> **WHAT IS REQUIRED**: Report the count of lines holding "this" in the records, with no other words.

> **EXTRACTED ENTRIES**:
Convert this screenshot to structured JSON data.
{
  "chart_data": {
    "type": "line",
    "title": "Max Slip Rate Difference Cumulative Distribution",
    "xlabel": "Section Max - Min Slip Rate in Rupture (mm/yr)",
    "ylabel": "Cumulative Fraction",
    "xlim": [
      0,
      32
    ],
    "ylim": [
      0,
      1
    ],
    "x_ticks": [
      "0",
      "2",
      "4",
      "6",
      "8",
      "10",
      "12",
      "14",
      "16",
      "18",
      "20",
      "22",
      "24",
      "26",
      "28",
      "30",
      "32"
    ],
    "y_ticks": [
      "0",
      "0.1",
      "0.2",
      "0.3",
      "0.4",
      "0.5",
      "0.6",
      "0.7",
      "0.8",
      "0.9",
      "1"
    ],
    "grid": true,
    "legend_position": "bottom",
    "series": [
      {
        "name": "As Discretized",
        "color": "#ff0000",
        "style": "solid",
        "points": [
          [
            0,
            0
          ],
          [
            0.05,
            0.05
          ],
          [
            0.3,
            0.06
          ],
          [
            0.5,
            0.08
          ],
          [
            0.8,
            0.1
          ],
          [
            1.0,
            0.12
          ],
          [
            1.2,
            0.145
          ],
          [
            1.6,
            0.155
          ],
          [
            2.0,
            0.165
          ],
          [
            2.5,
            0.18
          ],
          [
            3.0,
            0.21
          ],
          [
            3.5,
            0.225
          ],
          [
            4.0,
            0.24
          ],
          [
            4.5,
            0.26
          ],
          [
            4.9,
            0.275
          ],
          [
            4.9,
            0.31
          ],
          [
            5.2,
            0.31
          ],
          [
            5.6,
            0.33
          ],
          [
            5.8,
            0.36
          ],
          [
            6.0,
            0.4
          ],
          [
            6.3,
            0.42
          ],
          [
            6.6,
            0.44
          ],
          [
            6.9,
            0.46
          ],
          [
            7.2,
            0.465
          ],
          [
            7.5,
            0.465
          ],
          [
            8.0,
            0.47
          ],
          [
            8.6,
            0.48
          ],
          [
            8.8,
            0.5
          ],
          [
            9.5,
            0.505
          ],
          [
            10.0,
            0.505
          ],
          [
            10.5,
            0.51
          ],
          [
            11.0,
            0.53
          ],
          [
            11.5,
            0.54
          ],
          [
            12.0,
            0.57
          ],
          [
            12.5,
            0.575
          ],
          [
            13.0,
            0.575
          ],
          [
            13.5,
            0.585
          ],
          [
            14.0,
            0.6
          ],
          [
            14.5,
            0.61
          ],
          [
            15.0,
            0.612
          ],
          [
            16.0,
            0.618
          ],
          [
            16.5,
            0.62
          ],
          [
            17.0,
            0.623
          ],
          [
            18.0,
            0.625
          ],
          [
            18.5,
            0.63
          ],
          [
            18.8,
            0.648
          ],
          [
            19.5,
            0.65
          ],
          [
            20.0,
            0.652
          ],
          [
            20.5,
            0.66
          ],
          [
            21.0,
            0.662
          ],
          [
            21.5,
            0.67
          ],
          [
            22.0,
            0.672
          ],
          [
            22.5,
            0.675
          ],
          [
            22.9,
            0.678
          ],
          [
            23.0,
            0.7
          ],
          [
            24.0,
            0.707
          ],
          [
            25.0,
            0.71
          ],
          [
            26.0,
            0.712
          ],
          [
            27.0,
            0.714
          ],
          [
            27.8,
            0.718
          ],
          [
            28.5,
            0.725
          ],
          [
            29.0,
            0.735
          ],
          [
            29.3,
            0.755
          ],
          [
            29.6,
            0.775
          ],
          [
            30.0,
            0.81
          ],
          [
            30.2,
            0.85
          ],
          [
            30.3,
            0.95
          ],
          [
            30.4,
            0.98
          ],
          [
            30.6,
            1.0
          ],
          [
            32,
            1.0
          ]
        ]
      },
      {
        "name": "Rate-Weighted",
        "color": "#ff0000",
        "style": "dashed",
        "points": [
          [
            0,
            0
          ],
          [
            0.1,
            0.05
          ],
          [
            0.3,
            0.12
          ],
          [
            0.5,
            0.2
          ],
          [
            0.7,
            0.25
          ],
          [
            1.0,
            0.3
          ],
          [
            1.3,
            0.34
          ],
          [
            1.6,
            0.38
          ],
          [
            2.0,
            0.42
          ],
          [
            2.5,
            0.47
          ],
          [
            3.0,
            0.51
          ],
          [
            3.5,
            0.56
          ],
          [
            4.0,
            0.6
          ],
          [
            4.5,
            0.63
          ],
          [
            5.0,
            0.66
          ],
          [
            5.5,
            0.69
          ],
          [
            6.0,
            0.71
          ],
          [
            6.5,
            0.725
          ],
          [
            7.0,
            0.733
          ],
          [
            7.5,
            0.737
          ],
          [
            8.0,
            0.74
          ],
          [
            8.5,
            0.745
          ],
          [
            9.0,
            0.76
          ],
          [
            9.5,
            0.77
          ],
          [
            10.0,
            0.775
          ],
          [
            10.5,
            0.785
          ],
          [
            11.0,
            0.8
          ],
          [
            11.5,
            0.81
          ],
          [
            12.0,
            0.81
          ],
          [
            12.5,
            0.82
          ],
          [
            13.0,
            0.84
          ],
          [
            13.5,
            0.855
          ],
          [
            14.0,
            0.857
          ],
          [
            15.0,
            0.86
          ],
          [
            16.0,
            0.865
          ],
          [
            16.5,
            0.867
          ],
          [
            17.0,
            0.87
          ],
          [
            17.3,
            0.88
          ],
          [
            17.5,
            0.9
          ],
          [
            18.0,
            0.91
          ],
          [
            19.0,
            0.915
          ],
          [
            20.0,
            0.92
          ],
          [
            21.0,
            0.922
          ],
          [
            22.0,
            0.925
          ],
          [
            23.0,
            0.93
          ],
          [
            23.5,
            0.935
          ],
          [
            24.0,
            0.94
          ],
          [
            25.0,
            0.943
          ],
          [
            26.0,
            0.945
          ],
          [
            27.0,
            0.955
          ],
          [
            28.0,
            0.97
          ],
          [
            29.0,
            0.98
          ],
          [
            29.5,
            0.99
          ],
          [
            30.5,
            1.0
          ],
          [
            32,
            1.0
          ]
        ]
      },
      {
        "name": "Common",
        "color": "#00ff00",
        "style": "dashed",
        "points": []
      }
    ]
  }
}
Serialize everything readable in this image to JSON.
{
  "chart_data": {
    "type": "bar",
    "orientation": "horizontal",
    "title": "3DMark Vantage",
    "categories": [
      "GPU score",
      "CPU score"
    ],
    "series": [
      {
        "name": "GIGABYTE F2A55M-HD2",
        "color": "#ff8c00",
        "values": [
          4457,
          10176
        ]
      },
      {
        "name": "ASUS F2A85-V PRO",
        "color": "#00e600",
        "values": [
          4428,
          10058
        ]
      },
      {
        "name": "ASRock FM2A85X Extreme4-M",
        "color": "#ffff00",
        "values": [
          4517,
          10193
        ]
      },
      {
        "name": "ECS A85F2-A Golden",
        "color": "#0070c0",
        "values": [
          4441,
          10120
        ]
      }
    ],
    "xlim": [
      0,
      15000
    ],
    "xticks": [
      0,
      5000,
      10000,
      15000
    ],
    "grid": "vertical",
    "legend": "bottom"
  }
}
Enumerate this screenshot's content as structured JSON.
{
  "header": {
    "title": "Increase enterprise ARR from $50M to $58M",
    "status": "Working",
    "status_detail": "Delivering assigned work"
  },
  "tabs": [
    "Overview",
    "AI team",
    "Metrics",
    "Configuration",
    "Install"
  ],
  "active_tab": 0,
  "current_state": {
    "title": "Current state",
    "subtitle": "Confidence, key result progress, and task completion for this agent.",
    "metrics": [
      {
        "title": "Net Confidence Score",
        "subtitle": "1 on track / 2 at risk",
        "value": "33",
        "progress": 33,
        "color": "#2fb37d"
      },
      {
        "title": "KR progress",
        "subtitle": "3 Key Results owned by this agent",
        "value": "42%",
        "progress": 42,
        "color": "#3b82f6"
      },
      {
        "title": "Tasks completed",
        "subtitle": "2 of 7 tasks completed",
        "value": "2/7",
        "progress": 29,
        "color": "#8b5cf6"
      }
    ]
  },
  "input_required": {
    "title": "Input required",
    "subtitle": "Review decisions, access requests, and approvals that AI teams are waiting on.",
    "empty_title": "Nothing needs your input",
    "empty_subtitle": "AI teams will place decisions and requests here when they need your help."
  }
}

> **SOLVED EXERCISE**: 5